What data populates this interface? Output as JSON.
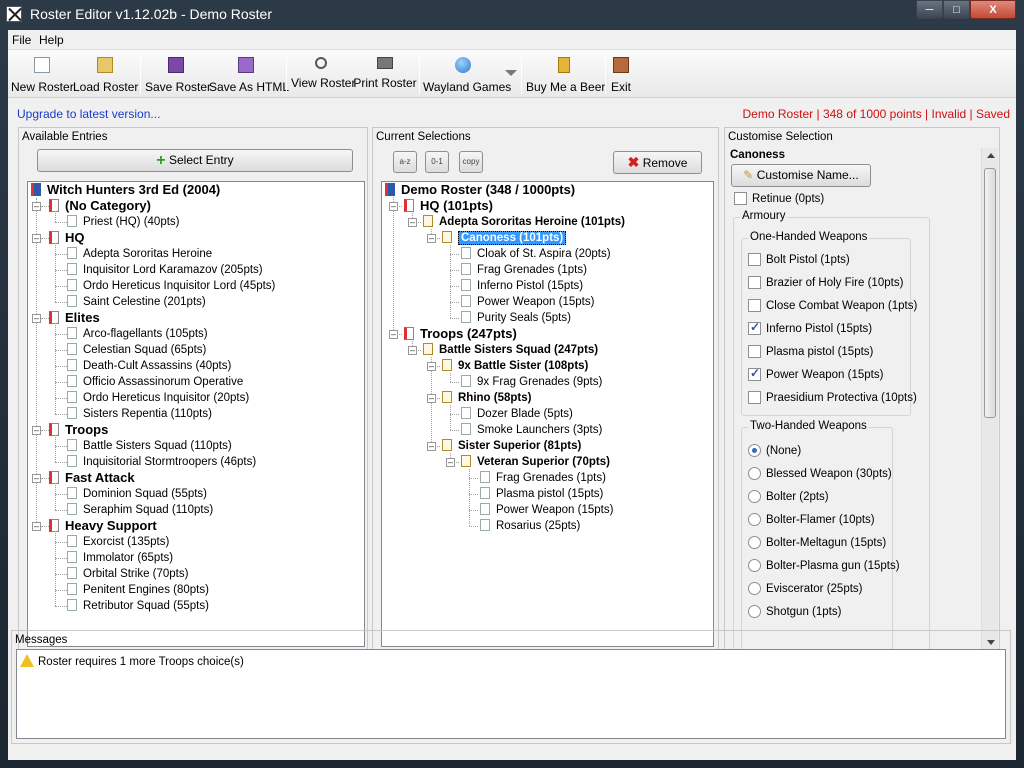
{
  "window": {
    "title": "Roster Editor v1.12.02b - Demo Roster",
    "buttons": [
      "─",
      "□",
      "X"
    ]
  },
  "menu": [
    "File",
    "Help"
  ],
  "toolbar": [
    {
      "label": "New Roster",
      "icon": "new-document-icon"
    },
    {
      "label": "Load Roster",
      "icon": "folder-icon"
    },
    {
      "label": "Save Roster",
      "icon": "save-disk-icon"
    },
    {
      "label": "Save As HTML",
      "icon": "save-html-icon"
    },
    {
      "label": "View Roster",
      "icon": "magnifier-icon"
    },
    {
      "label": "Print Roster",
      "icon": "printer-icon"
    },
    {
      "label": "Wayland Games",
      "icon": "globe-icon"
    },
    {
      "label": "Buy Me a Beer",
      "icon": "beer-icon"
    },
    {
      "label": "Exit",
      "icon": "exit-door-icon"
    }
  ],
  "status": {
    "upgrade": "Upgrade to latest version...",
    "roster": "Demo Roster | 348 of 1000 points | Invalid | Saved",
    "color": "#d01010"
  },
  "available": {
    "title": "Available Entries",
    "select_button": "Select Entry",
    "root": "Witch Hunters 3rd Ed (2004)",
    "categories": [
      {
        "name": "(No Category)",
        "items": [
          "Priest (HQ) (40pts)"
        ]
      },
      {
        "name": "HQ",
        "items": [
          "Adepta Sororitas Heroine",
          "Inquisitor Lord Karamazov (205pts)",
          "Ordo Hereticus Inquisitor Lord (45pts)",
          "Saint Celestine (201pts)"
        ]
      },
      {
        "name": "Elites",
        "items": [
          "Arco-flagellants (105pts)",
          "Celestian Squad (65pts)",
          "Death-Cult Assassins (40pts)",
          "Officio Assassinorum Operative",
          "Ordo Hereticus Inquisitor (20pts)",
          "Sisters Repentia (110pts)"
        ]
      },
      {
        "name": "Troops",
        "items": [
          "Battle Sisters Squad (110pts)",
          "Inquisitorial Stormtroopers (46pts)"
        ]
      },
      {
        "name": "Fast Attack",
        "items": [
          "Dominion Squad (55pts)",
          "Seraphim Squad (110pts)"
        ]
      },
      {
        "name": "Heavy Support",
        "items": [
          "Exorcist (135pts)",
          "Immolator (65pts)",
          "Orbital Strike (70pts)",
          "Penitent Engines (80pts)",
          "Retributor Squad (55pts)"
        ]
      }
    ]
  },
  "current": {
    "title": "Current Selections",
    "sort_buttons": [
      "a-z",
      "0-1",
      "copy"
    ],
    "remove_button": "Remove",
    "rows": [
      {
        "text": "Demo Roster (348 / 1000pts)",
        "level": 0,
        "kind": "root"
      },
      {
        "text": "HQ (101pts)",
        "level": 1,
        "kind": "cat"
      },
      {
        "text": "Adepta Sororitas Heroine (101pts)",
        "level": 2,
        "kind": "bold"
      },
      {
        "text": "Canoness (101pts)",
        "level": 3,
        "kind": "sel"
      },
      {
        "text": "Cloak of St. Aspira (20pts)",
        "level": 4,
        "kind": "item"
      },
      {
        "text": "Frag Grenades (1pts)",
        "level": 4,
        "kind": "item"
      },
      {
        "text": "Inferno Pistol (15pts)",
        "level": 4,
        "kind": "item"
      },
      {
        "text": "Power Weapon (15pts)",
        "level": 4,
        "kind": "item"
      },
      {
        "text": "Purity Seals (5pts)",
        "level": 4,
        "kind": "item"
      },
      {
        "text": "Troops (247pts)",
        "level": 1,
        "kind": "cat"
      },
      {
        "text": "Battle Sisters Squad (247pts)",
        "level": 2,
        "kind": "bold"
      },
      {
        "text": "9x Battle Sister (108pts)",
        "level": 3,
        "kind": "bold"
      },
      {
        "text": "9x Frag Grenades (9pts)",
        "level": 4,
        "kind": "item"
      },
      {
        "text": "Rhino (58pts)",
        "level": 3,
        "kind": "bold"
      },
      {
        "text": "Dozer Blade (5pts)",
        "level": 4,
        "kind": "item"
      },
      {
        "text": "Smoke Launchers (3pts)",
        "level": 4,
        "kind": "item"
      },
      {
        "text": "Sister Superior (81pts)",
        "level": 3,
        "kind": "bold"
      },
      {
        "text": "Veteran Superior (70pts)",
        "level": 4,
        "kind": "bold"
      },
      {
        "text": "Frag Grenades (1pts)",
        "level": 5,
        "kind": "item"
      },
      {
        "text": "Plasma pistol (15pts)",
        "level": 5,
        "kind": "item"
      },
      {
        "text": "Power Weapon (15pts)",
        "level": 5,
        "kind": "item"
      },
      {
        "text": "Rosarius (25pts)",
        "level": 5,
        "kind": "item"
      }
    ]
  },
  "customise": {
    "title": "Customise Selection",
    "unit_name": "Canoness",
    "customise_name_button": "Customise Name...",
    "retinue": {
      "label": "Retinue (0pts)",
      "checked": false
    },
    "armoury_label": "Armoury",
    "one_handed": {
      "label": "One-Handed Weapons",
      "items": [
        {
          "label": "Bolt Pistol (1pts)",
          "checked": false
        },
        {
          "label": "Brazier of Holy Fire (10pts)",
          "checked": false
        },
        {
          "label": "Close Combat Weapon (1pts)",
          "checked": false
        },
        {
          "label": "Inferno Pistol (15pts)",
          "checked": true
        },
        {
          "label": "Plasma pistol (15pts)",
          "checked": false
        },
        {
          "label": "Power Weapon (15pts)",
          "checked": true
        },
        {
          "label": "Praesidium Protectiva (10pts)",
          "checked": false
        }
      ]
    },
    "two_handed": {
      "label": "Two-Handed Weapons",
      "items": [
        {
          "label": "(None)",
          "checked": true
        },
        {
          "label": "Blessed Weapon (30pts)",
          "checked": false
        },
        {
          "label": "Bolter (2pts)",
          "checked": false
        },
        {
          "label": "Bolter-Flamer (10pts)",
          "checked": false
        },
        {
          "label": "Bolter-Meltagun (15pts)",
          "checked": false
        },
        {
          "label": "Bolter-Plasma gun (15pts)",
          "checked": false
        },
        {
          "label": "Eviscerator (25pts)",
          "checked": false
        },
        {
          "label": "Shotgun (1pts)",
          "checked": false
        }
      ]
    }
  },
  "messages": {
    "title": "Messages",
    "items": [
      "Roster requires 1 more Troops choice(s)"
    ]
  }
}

---

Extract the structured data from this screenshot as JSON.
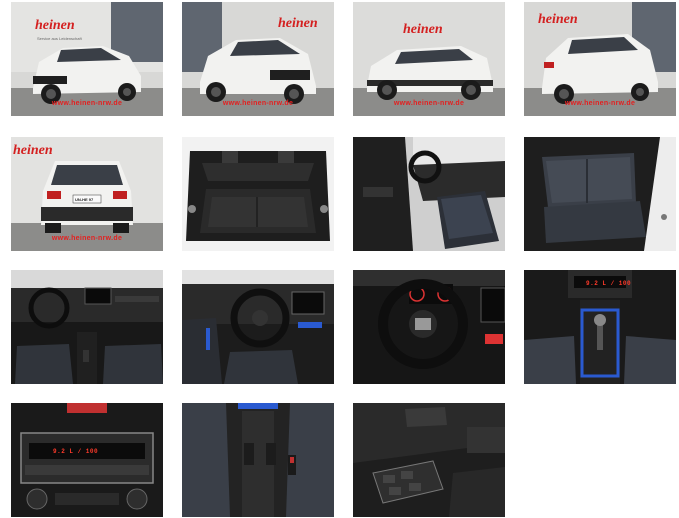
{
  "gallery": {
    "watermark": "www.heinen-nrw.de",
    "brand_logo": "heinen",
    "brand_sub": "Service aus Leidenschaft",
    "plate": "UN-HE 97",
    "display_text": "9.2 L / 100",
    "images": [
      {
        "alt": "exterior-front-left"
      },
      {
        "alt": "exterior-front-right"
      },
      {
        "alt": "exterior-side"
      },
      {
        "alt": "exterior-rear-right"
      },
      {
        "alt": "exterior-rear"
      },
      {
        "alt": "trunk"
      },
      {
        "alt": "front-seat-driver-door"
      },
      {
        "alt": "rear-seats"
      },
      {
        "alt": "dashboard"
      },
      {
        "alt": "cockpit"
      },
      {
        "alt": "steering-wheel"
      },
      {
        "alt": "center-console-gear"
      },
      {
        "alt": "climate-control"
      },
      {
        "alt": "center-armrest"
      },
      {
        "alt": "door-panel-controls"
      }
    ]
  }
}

Task to carry out> Copy out each line of the records that holds the string "exterior".

Exercise response>
        "alt": "exterior-front-left"
        "alt": "exterior-front-right"
        "alt": "exterior-side"
        "alt": "exterior-rear-right"
        "alt": "exterior-rear"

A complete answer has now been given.